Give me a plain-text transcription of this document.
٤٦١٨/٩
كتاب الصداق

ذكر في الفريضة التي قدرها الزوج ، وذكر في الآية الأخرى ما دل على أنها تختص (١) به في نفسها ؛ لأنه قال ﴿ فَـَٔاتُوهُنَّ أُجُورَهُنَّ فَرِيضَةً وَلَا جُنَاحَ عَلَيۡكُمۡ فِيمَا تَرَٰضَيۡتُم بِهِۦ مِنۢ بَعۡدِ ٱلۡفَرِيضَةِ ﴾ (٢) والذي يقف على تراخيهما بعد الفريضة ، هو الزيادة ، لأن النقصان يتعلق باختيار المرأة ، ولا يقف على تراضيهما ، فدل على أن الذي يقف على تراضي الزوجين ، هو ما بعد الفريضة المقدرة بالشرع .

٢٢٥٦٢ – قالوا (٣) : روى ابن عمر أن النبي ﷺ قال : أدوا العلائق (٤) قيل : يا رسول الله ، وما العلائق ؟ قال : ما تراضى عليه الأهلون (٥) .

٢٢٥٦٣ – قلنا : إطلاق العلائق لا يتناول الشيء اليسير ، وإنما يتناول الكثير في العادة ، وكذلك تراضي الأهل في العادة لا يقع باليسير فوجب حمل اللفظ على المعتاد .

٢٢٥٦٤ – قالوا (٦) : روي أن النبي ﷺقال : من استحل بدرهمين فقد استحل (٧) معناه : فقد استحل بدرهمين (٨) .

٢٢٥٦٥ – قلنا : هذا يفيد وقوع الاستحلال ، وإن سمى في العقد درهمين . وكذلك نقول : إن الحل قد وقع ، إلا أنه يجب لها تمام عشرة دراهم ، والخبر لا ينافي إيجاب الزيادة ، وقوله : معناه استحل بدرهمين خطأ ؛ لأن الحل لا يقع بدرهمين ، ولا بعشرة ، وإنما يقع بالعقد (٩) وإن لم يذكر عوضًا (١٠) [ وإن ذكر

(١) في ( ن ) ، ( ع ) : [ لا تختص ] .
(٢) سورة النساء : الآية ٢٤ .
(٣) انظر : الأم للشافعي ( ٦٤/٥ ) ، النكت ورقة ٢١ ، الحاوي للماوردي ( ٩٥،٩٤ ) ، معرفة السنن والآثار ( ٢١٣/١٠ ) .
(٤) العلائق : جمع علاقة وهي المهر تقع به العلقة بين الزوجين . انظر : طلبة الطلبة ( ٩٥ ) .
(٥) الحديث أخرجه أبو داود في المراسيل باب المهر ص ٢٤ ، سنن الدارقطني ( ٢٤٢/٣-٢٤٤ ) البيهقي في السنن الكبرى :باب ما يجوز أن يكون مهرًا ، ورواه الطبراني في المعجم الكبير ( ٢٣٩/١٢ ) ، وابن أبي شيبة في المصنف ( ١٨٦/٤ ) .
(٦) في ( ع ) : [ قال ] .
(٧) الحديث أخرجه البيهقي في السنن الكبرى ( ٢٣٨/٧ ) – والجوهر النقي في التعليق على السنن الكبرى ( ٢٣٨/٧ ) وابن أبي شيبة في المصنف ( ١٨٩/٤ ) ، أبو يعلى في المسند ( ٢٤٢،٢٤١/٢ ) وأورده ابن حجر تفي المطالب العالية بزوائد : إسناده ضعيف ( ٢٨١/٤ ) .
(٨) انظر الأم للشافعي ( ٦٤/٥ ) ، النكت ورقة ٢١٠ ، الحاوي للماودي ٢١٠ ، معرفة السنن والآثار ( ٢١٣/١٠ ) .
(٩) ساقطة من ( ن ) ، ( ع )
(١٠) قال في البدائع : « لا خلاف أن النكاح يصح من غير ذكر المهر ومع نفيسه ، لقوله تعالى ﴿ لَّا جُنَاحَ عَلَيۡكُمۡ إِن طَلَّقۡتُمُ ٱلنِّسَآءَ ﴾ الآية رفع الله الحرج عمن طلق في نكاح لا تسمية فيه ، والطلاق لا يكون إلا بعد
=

---------------

(INSTRUCTIONS TO FOLLOW): Write every line of the material above again, exactly.

(RIGHT ANSWER):
Give me a plain-text transcription of this document.
٤٦١٨/٩
كتاب الصداق

ذكر في الفريضة التي قدرها الزوج ، وذكر في الآية الأخرى ما دل على أنها تختص (١) به في نفسها ؛ لأنه قال ﴿ فَـَٔاتُوهُنَّ أُجُورَهُنَّ فَرِيضَةً وَلَا جُنَاحَ عَلَيۡكُمۡ فِيمَا تَرَٰضَيۡتُم بِهِۦ مِنۢ بَعۡدِ ٱلۡفَرِيضَةِ ﴾ (٢) والذي يقف على تراخيهما بعد الفريضة ، هو الزيادة ، لأن النقصان يتعلق باختيار المرأة ، ولا يقف على تراضيهما ، فدل على أن الذي يقف على تراضي الزوجين ، هو ما بعد الفريضة المقدرة بالشرع .

٢٢٥٦٢ – قالوا (٣) : روى ابن عمر أن النبي ﷺ قال : أدوا العلائق (٤) قيل : يا رسول الله ، وما العلائق ؟ قال : ما تراضى عليه الأهلون (٥) .

٢٢٥٦٣ – قلنا : إطلاق العلائق لا يتناول الشيء اليسير ، وإنما يتناول الكثير في العادة ، وكذلك تراضي الأهل في العادة لا يقع باليسير فوجب حمل اللفظ على المعتاد .

٢٢٥٦٤ – قالوا (٦) : روي أن النبي ﷺقال : من استحل بدرهمين فقد استحل (٧) معناه : فقد استحل بدرهمين (٨) .

٢٢٥٦٥ – قلنا : هذا يفيد وقوع الاستحلال ، وإن سمى في العقد درهمين . وكذلك نقول : إن الحل قد وقع ، إلا أنه يجب لها تمام عشرة دراهم ، والخبر لا ينافي إيجاب الزيادة ، وقوله : معناه استحل بدرهمين خطأ ؛ لأن الحل لا يقع بدرهمين ، ولا بعشرة ، وإنما يقع بالعقد (٩) وإن لم يذكر عوضًا (١٠) [ وإن ذكر

(١) في ( ن ) ، ( ع ) : [ لا تختص ] .
(٢) سورة النساء : الآية ٢٤ .
(٣) انظر : الأم للشافعي ( ٦٤/٥ ) ، النكت ورقة ٢١ ، الحاوي للماوردي ( ٩٥،٩٤ ) ، معرفة السنن والآثار ( ٢١٣/١٠ ) .
(٤) العلائق : جمع علاقة وهي المهر تقع به العلقة بين الزوجين . انظر : طلبة الطلبة ( ٩٥ ) .
(٥) الحديث أخرجه أبو داود في المراسيل باب المهر ص ٢٤ ، سنن الدارقطني ( ٢٤٢/٣-٢٤٤ ) البيهقي في السنن الكبرى :باب ما يجوز أن يكون مهرًا ، ورواه الطبراني في المعجم الكبير ( ٢٣٩/١٢ ) ، وابن أبي شيبة في المصنف ( ١٨٦/٤ ) .
(٦) في ( ع ) : [ قال ] .
(٧) الحديث أخرجه البيهقي في السنن الكبرى ( ٢٣٨/٧ ) – والجوهر النقي في التعليق على السنن الكبرى ( ٢٣٨/٧ ) وابن أبي شيبة في المصنف ( ١٨٩/٤ ) ، أبو يعلى في المسند ( ٢٤٢،٢٤١/٢ ) وأورده ابن حجر تفي المطالب العالية بزوائد : إسناده ضعيف ( ٢٨١/٤ ) .
(٨) انظر الأم للشافعي ( ٦٤/٥ ) ، النكت ورقة ٢١٠ ، الحاوي للماودي ٢١٠ ، معرفة السنن والآثار ( ٢١٣/١٠ ) .
(٩) ساقطة من ( ن ) ، ( ع )
(١٠) قال في البدائع : « لا خلاف أن النكاح يصح من غير ذكر المهر ومع نفيسه ، لقوله تعالى ﴿ لَّا جُنَاحَ عَلَيۡكُمۡ إِن طَلَّقۡتُمُ ٱلنِّسَآءَ ﴾ الآية رفع الله الحرج عمن طلق في نكاح لا تسمية فيه ، والطلاق لا يكون إلا بعد
=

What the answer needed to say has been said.